## EXERCISE INPUT
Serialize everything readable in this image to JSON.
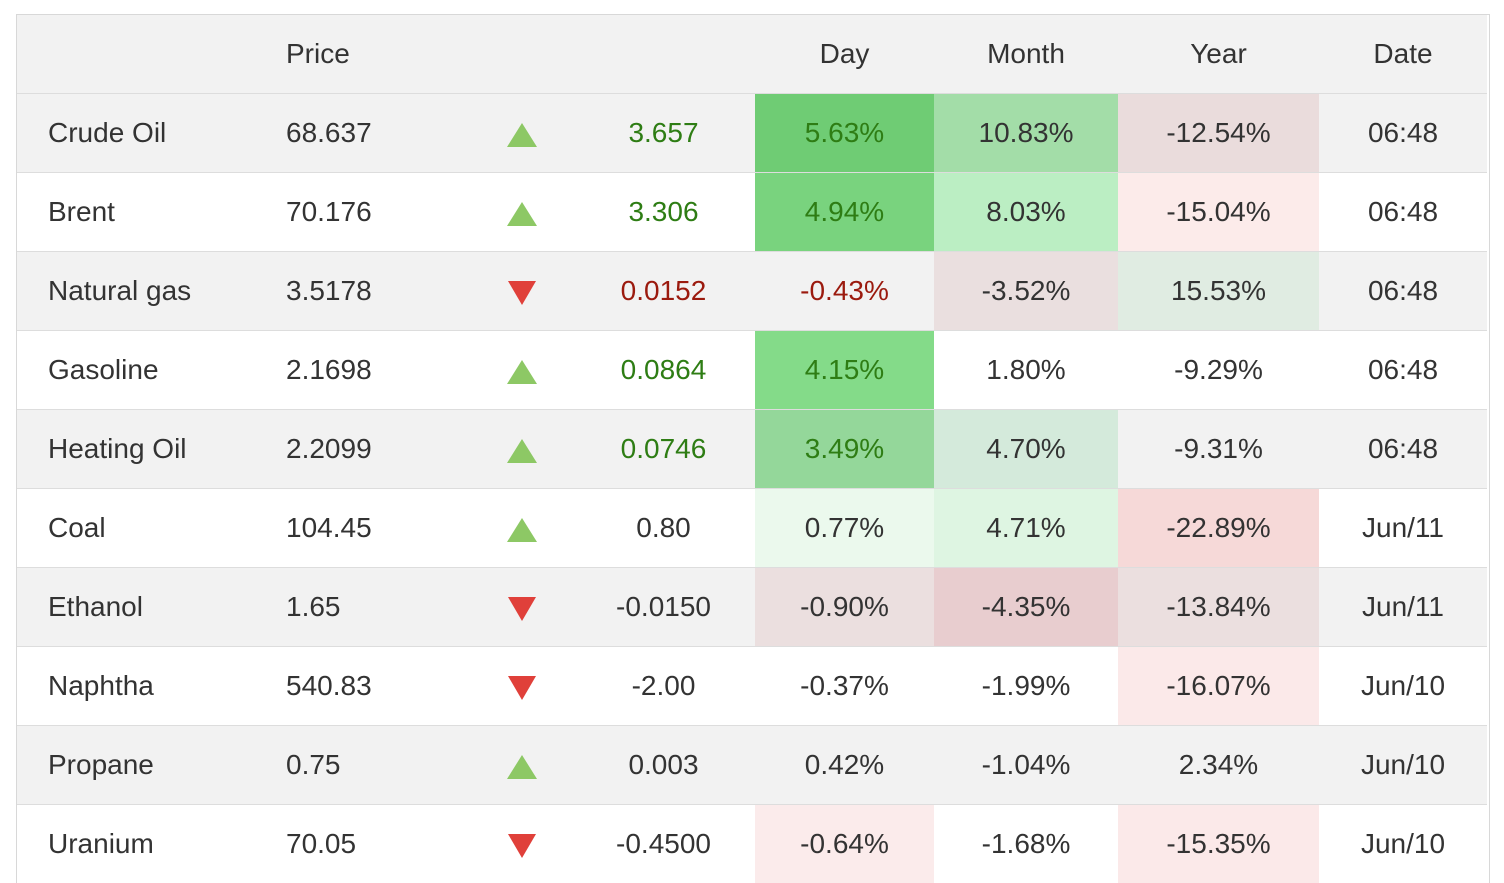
{
  "header": {
    "name": "",
    "price": "Price",
    "arrow": "",
    "change": "",
    "day": "Day",
    "month": "Month",
    "year": "Year",
    "date": "Date"
  },
  "colors": {
    "up_arrow": "#8dc865",
    "down_arrow": "#e0403a",
    "positive_text": "#2e7d14",
    "negative_text": "#9b1a0e"
  },
  "rows": [
    {
      "name": "Crude Oil",
      "price": "68.637",
      "direction": "up",
      "change": "3.657",
      "change_style": "pos",
      "day": "5.63%",
      "day_bg": "#6fcc74",
      "day_style": "pos",
      "month": "10.83%",
      "month_bg": "#a3dda8",
      "year": "-12.54%",
      "year_bg": "#eadcdc",
      "date": "06:48"
    },
    {
      "name": "Brent",
      "price": "70.176",
      "direction": "up",
      "change": "3.306",
      "change_style": "pos",
      "day": "4.94%",
      "day_bg": "#79d37e",
      "day_style": "pos",
      "month": "8.03%",
      "month_bg": "#bbeec3",
      "year": "-15.04%",
      "year_bg": "#fcebea",
      "date": "06:48"
    },
    {
      "name": "Natural gas",
      "price": "3.5178",
      "direction": "down",
      "change": "0.0152",
      "change_style": "neg",
      "day": "-0.43%",
      "day_bg": "",
      "day_style": "neg",
      "month": "-3.52%",
      "month_bg": "#eadfdf",
      "year": "15.53%",
      "year_bg": "#e0ece2",
      "date": "06:48"
    },
    {
      "name": "Gasoline",
      "price": "2.1698",
      "direction": "up",
      "change": "0.0864",
      "change_style": "pos",
      "day": "4.15%",
      "day_bg": "#84db89",
      "day_style": "pos",
      "month": "1.80%",
      "month_bg": "",
      "year": "-9.29%",
      "year_bg": "",
      "date": "06:48"
    },
    {
      "name": "Heating Oil",
      "price": "2.2099",
      "direction": "up",
      "change": "0.0746",
      "change_style": "pos",
      "day": "3.49%",
      "day_bg": "#94d79a",
      "day_style": "pos",
      "month": "4.70%",
      "month_bg": "#d4eadb",
      "year": "-9.31%",
      "year_bg": "",
      "date": "06:48"
    },
    {
      "name": "Coal",
      "price": "104.45",
      "direction": "up",
      "change": "0.80",
      "change_style": "",
      "day": "0.77%",
      "day_bg": "#ebf9ed",
      "day_style": "",
      "month": "4.71%",
      "month_bg": "#def5e2",
      "year": "-22.89%",
      "year_bg": "#f6d9d8",
      "date": "Jun/11"
    },
    {
      "name": "Ethanol",
      "price": "1.65",
      "direction": "down",
      "change": "-0.0150",
      "change_style": "",
      "day": "-0.90%",
      "day_bg": "#ebdfdf",
      "day_style": "",
      "month": "-4.35%",
      "month_bg": "#e8cdcf",
      "year": "-13.84%",
      "year_bg": "#ebdfdf",
      "date": "Jun/11"
    },
    {
      "name": "Naphtha",
      "price": "540.83",
      "direction": "down",
      "change": "-2.00",
      "change_style": "",
      "day": "-0.37%",
      "day_bg": "",
      "day_style": "",
      "month": "-1.99%",
      "month_bg": "",
      "year": "-16.07%",
      "year_bg": "#fbe9e9",
      "date": "Jun/10"
    },
    {
      "name": "Propane",
      "price": "0.75",
      "direction": "up",
      "change": "0.003",
      "change_style": "",
      "day": "0.42%",
      "day_bg": "",
      "day_style": "",
      "month": "-1.04%",
      "month_bg": "",
      "year": "2.34%",
      "year_bg": "",
      "date": "Jun/10"
    },
    {
      "name": "Uranium",
      "price": "70.05",
      "direction": "down",
      "change": "-0.4500",
      "change_style": "",
      "day": "-0.64%",
      "day_bg": "#fbebeb",
      "day_style": "",
      "month": "-1.68%",
      "month_bg": "",
      "year": "-15.35%",
      "year_bg": "#fbe9e9",
      "date": "Jun/10"
    }
  ]
}
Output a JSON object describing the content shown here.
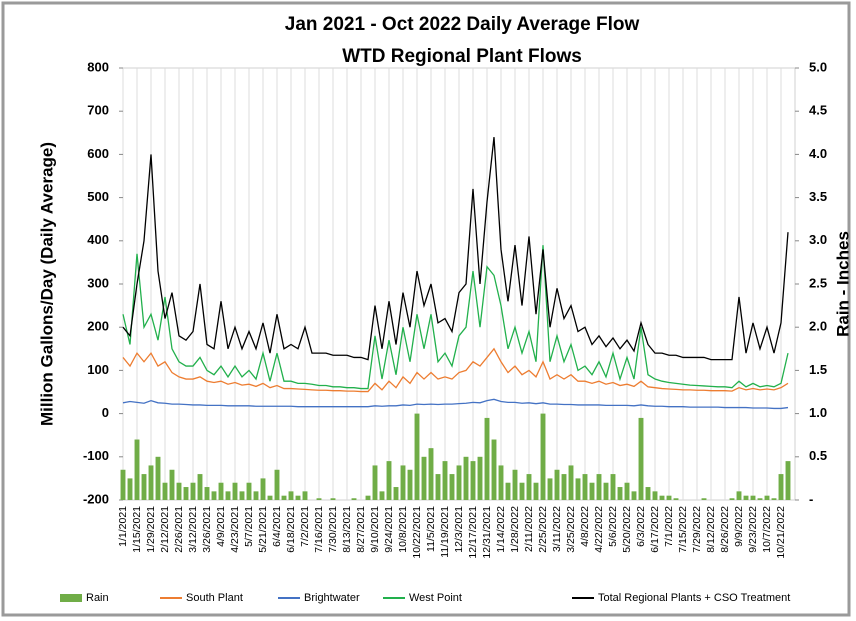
{
  "chart_data": {
    "type": "line",
    "title": "Jan 2021 - Oct 2022 Daily Average Flow",
    "subtitle": "WTD Regional Plant Flows",
    "y_label": "Million Gallons/Day (Daily Average)",
    "y2_label": "Rain - Inches",
    "categories": [
      "1/1/2021",
      null,
      "1/15/2021",
      null,
      "1/29/2021",
      null,
      "2/12/2021",
      null,
      "2/26/2021",
      null,
      "3/12/2021",
      null,
      "3/26/2021",
      null,
      "4/9/2021",
      null,
      "4/23/2021",
      null,
      "5/7/2021",
      null,
      "5/21/2021",
      null,
      "6/4/2021",
      null,
      "6/18/2021",
      null,
      "7/2/2021",
      null,
      "7/16/2021",
      null,
      "7/30/2021",
      null,
      "8/13/2021",
      null,
      "8/27/2021",
      null,
      "9/10/2021",
      null,
      "9/24/2021",
      null,
      "10/8/2021",
      null,
      "10/22/2021",
      null,
      "11/5/2021",
      null,
      "11/19/2021",
      null,
      "12/3/2021",
      null,
      "12/17/2021",
      null,
      "12/31/2021",
      null,
      "1/14/2022",
      null,
      "1/28/2022",
      null,
      "2/11/2022",
      null,
      "2/25/2022",
      null,
      "3/11/2022",
      null,
      "3/25/2022",
      null,
      "4/8/2022",
      null,
      "4/22/2022",
      null,
      "5/6/2022",
      null,
      "5/20/2022",
      null,
      "6/3/2022",
      null,
      "6/17/2022",
      null,
      "7/1/2022",
      null,
      "7/15/2022",
      null,
      "7/29/2022",
      null,
      "8/12/2022",
      null,
      "8/26/2022",
      null,
      "9/9/2022",
      null,
      "9/23/2022",
      null,
      "10/7/2022",
      null,
      "10/21/2022",
      null
    ],
    "series": [
      {
        "name": "Rain",
        "type": "bar",
        "axis": "y2",
        "color": "#70ad47",
        "values": [
          0.35,
          0.25,
          0.7,
          0.3,
          0.4,
          0.5,
          0.2,
          0.35,
          0.2,
          0.15,
          0.2,
          0.3,
          0.15,
          0.1,
          0.2,
          0.1,
          0.2,
          0.1,
          0.2,
          0.1,
          0.25,
          0.05,
          0.35,
          0.05,
          0.1,
          0.05,
          0.1,
          0,
          0.02,
          0,
          0.02,
          0,
          0,
          0.02,
          0,
          0.05,
          0.4,
          0.1,
          0.45,
          0.15,
          0.4,
          0.35,
          1.0,
          0.5,
          0.6,
          0.3,
          0.45,
          0.3,
          0.4,
          0.5,
          0.45,
          0.5,
          0.95,
          0.7,
          0.4,
          0.2,
          0.35,
          0.2,
          0.3,
          0.2,
          1.0,
          0.25,
          0.35,
          0.3,
          0.4,
          0.25,
          0.3,
          0.2,
          0.3,
          0.2,
          0.3,
          0.15,
          0.2,
          0.1,
          0.95,
          0.15,
          0.1,
          0.05,
          0.05,
          0.02,
          0,
          0,
          0,
          0.02,
          0,
          0,
          0,
          0.02,
          0.1,
          0.05,
          0.05,
          0.02,
          0.05,
          0.02,
          0.3,
          0.45
        ]
      },
      {
        "name": "South Plant",
        "color": "#ed7d31",
        "values": [
          130,
          110,
          140,
          120,
          140,
          110,
          120,
          95,
          85,
          80,
          80,
          85,
          75,
          72,
          75,
          68,
          72,
          66,
          68,
          63,
          70,
          60,
          65,
          58,
          58,
          57,
          56,
          55,
          54,
          54,
          53,
          53,
          52,
          52,
          51,
          51,
          70,
          55,
          75,
          60,
          85,
          70,
          95,
          80,
          95,
          80,
          85,
          80,
          95,
          100,
          120,
          110,
          130,
          150,
          120,
          95,
          110,
          90,
          100,
          85,
          120,
          80,
          90,
          80,
          90,
          75,
          75,
          70,
          75,
          68,
          72,
          65,
          68,
          63,
          75,
          62,
          60,
          58,
          57,
          56,
          55,
          55,
          54,
          54,
          53,
          53,
          53,
          52,
          60,
          55,
          58,
          55,
          57,
          55,
          60,
          70
        ]
      },
      {
        "name": "Brightwater",
        "color": "#4472c4",
        "values": [
          25,
          28,
          26,
          24,
          30,
          25,
          24,
          22,
          22,
          21,
          20,
          20,
          19,
          19,
          19,
          18,
          18,
          18,
          18,
          17,
          17,
          17,
          17,
          17,
          17,
          16,
          16,
          16,
          16,
          16,
          16,
          16,
          16,
          16,
          16,
          16,
          18,
          17,
          18,
          18,
          20,
          19,
          22,
          21,
          22,
          21,
          22,
          22,
          23,
          24,
          26,
          25,
          30,
          33,
          28,
          26,
          26,
          24,
          25,
          23,
          25,
          22,
          22,
          21,
          21,
          20,
          20,
          20,
          20,
          19,
          19,
          19,
          19,
          18,
          20,
          18,
          17,
          17,
          16,
          16,
          16,
          15,
          15,
          15,
          15,
          15,
          14,
          14,
          14,
          14,
          13,
          13,
          13,
          12,
          12,
          14
        ]
      },
      {
        "name": "West Point",
        "color": "#22b04c",
        "values": [
          230,
          160,
          370,
          200,
          230,
          170,
          270,
          150,
          120,
          110,
          110,
          130,
          100,
          90,
          110,
          85,
          110,
          85,
          100,
          80,
          140,
          75,
          140,
          75,
          75,
          70,
          70,
          68,
          65,
          65,
          62,
          62,
          60,
          60,
          58,
          58,
          180,
          80,
          170,
          90,
          200,
          120,
          230,
          150,
          230,
          120,
          140,
          110,
          180,
          200,
          330,
          200,
          340,
          320,
          250,
          150,
          200,
          140,
          190,
          120,
          390,
          120,
          180,
          120,
          160,
          100,
          110,
          90,
          120,
          85,
          140,
          80,
          130,
          80,
          200,
          90,
          80,
          75,
          72,
          70,
          68,
          66,
          65,
          64,
          63,
          62,
          62,
          60,
          75,
          62,
          70,
          62,
          65,
          62,
          70,
          140
        ]
      },
      {
        "name": "Total Regional Plants + CSO Treatment",
        "color": "#000000",
        "values": [
          200,
          180,
          300,
          400,
          600,
          330,
          220,
          280,
          180,
          170,
          190,
          300,
          160,
          150,
          260,
          150,
          200,
          150,
          190,
          150,
          210,
          140,
          230,
          150,
          160,
          150,
          200,
          140,
          140,
          140,
          135,
          135,
          135,
          130,
          130,
          125,
          250,
          150,
          260,
          160,
          280,
          200,
          330,
          250,
          300,
          210,
          220,
          190,
          280,
          300,
          520,
          300,
          490,
          640,
          380,
          260,
          390,
          250,
          410,
          230,
          380,
          200,
          290,
          220,
          250,
          190,
          200,
          160,
          180,
          155,
          175,
          150,
          170,
          145,
          210,
          160,
          140,
          140,
          135,
          135,
          130,
          130,
          130,
          130,
          125,
          125,
          125,
          125,
          270,
          140,
          210,
          150,
          200,
          140,
          210,
          420
        ]
      }
    ],
    "ylim": [
      -200,
      800
    ],
    "yticks": [
      -200,
      -100,
      0,
      100,
      200,
      300,
      400,
      500,
      600,
      700,
      800
    ],
    "y2lim": [
      0,
      5
    ],
    "y2ticks": [
      {
        "value": 0,
        "label": "-"
      },
      0.5,
      {
        "value": 1,
        "label": "1.0"
      },
      1.5,
      {
        "value": 2,
        "label": "2.0"
      },
      2.5,
      {
        "value": 3,
        "label": "3.0"
      },
      3.5,
      {
        "value": 4,
        "label": "4.0"
      },
      4.5,
      {
        "value": 5,
        "label": "5.0"
      }
    ],
    "grid": "x",
    "legend": "bottom"
  }
}
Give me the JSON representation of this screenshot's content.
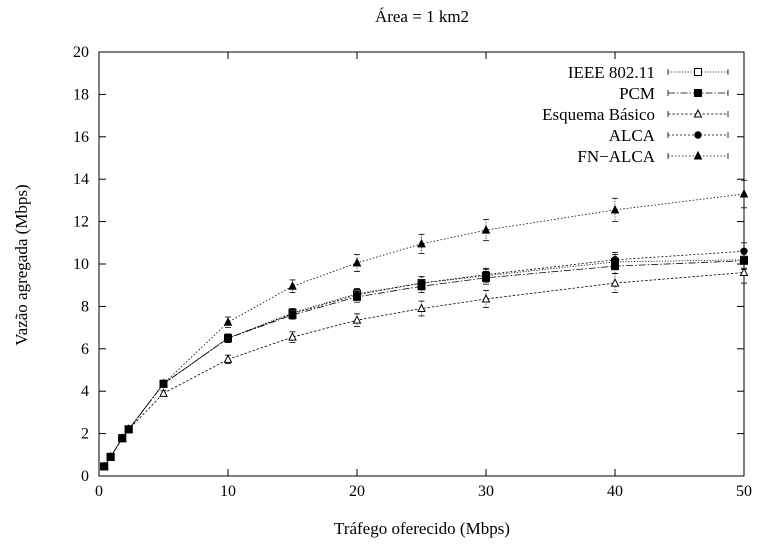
{
  "chart_data": {
    "type": "line",
    "title": "Área = 1 km2",
    "xlabel": "Tráfego oferecido (Mbps)",
    "ylabel": "Vazão agregada (Mbps)",
    "xlim": [
      0,
      50
    ],
    "ylim": [
      0,
      20
    ],
    "xticks": [
      0,
      10,
      20,
      30,
      40,
      50
    ],
    "yticks": [
      0,
      2,
      4,
      6,
      8,
      10,
      12,
      14,
      16,
      18,
      20
    ],
    "grid": false,
    "legend_position": "top-right",
    "series": [
      {
        "name": "IEEE 802.11",
        "marker": "open-square",
        "x": [
          0.4,
          0.9,
          1.8,
          2.3,
          5,
          10,
          15,
          20,
          25,
          30,
          40,
          50
        ],
        "y": [
          0.45,
          0.9,
          1.78,
          2.2,
          4.35,
          6.5,
          7.7,
          8.6,
          9.1,
          9.45,
          10.1,
          10.2
        ],
        "err": [
          0.05,
          0.05,
          0.08,
          0.08,
          0.12,
          0.2,
          0.2,
          0.25,
          0.3,
          0.3,
          0.35,
          0.4
        ]
      },
      {
        "name": "PCM",
        "marker": "filled-square",
        "x": [
          0.4,
          0.9,
          1.8,
          2.3,
          5,
          10,
          15,
          20,
          25,
          30,
          40,
          50
        ],
        "y": [
          0.45,
          0.9,
          1.78,
          2.2,
          4.35,
          6.5,
          7.6,
          8.45,
          8.95,
          9.35,
          9.9,
          10.15
        ],
        "err": [
          0.05,
          0.05,
          0.08,
          0.08,
          0.12,
          0.2,
          0.2,
          0.25,
          0.3,
          0.3,
          0.35,
          0.4
        ]
      },
      {
        "name": "Esquema Básico",
        "marker": "open-triangle",
        "x": [
          0.4,
          0.9,
          1.8,
          2.3,
          5,
          10,
          15,
          20,
          25,
          30,
          40,
          50
        ],
        "y": [
          0.45,
          0.9,
          1.78,
          2.2,
          3.9,
          5.5,
          6.55,
          7.35,
          7.9,
          8.35,
          9.1,
          9.6
        ],
        "err": [
          0.05,
          0.05,
          0.08,
          0.08,
          0.12,
          0.2,
          0.25,
          0.3,
          0.35,
          0.4,
          0.45,
          0.5
        ]
      },
      {
        "name": "ALCA",
        "marker": "filled-circle",
        "x": [
          0.4,
          0.9,
          1.8,
          2.3,
          5,
          10,
          15,
          20,
          25,
          30,
          40,
          50
        ],
        "y": [
          0.45,
          0.9,
          1.78,
          2.2,
          4.35,
          6.5,
          7.65,
          8.55,
          9.1,
          9.5,
          10.2,
          10.6
        ],
        "err": [
          0.05,
          0.05,
          0.08,
          0.08,
          0.12,
          0.2,
          0.2,
          0.25,
          0.3,
          0.3,
          0.35,
          0.4
        ]
      },
      {
        "name": "FN−ALCA",
        "marker": "filled-triangle",
        "x": [
          0.4,
          0.9,
          1.8,
          2.3,
          5,
          10,
          15,
          20,
          25,
          30,
          40,
          50
        ],
        "y": [
          0.45,
          0.9,
          1.78,
          2.2,
          4.35,
          7.25,
          8.95,
          10.05,
          10.95,
          11.6,
          12.55,
          13.3
        ],
        "err": [
          0.05,
          0.05,
          0.08,
          0.08,
          0.12,
          0.25,
          0.3,
          0.4,
          0.45,
          0.5,
          0.55,
          0.65
        ]
      }
    ]
  }
}
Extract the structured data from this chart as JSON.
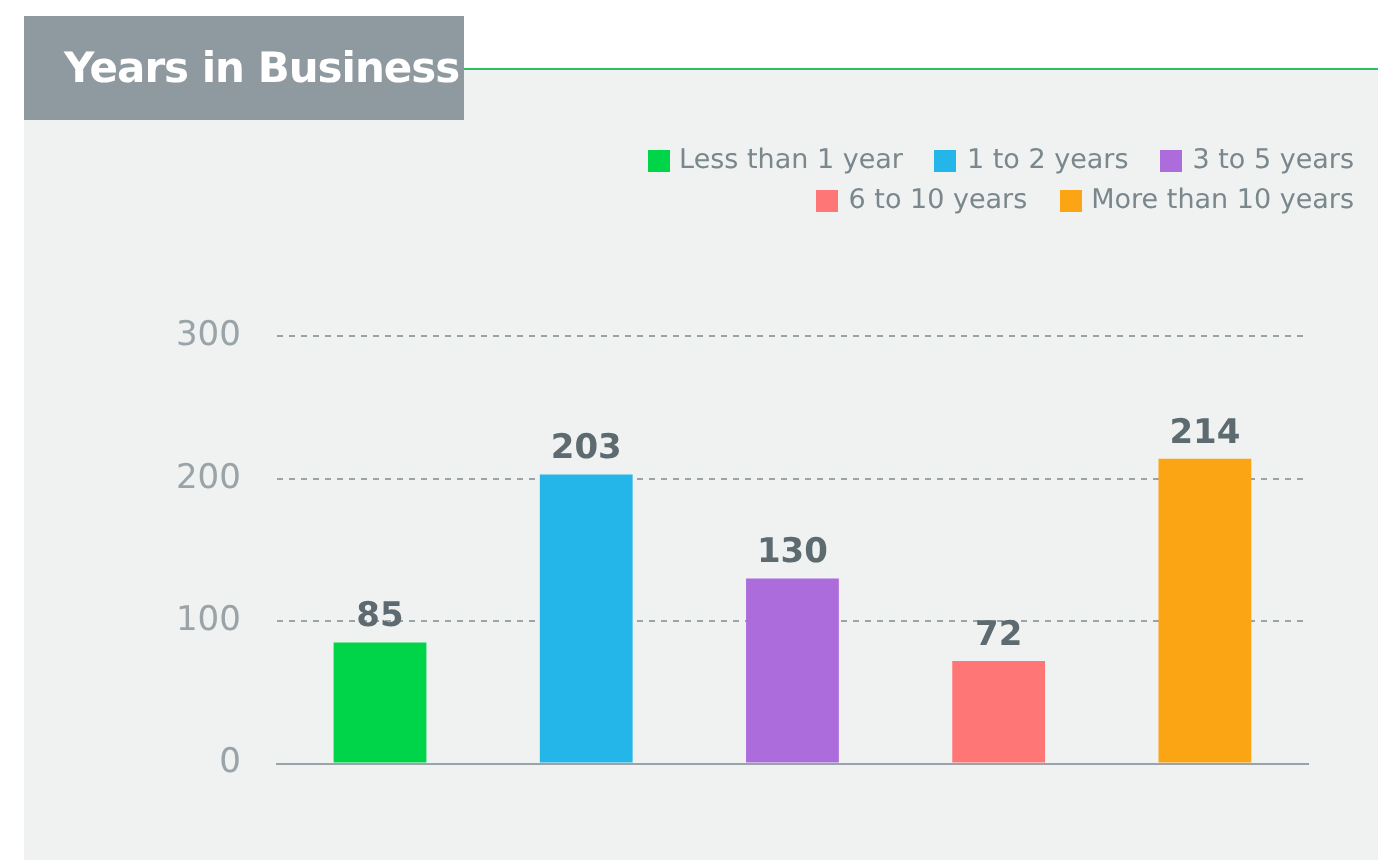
{
  "chart_data": {
    "type": "bar",
    "title": "Years in Business",
    "categories": [
      null,
      null,
      null,
      null,
      null
    ],
    "series": [
      {
        "name": "Less than 1 year",
        "color": "#00d54a",
        "values": [
          85,
          null,
          null,
          null,
          null
        ]
      },
      {
        "name": "1 to 2 years",
        "color": "#25b6e9",
        "values": [
          null,
          203,
          null,
          null,
          null
        ]
      },
      {
        "name": "3 to 5 years",
        "color": "#ac6cdc",
        "values": [
          null,
          null,
          130,
          null,
          null
        ]
      },
      {
        "name": "6 to 10 years",
        "color": "#fe7676",
        "values": [
          null,
          null,
          null,
          72,
          null
        ]
      },
      {
        "name": "More than 10 years",
        "color": "#fba514",
        "values": [
          null,
          null,
          null,
          null,
          214
        ]
      }
    ],
    "ylim": [
      0,
      300
    ],
    "yticks": [
      0,
      100,
      200,
      300
    ],
    "grid": "y",
    "legend": "top right",
    "data_labels": true,
    "tick_labels": "y"
  }
}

## WHAT YOU ARE ASKED TO DO
Go through the records and pull out each line that includes the word "filled".

## ANSWER IN FULL
        "marker": "filled-square",
        "marker": "filled-circle",
        "marker": "filled-triangle",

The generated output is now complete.